Show every line containing "label" by copying it.

# [Exercise materials]
==================================================

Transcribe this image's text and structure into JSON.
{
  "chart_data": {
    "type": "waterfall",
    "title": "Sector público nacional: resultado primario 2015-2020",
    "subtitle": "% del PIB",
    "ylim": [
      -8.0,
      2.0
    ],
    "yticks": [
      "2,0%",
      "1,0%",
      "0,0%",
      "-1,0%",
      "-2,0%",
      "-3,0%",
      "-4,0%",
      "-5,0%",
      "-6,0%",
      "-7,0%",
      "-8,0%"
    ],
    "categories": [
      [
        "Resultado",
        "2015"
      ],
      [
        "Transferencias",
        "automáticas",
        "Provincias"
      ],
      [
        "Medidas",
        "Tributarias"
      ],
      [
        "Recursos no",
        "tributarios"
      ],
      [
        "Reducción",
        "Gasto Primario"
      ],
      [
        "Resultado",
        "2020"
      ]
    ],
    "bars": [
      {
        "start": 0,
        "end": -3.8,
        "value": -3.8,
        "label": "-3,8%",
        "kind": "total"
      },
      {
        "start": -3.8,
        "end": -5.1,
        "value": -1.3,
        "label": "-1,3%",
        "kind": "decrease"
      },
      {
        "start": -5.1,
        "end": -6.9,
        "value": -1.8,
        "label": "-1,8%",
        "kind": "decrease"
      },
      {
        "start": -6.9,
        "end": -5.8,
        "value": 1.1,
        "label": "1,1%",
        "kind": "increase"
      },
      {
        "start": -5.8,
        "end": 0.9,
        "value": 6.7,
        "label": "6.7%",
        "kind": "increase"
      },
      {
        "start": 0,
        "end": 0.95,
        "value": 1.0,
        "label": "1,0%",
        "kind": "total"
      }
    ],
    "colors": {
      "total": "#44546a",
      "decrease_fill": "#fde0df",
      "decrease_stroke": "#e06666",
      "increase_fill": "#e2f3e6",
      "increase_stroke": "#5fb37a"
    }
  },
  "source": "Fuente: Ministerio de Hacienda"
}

==================================================

# [Answer for this exercise]
        "label": "-3,8%",
        "label": "-1,3%",
        "label": "-1,8%",
        "label": "1,1%",
        "label": "6.7%",
        "label": "1,0%",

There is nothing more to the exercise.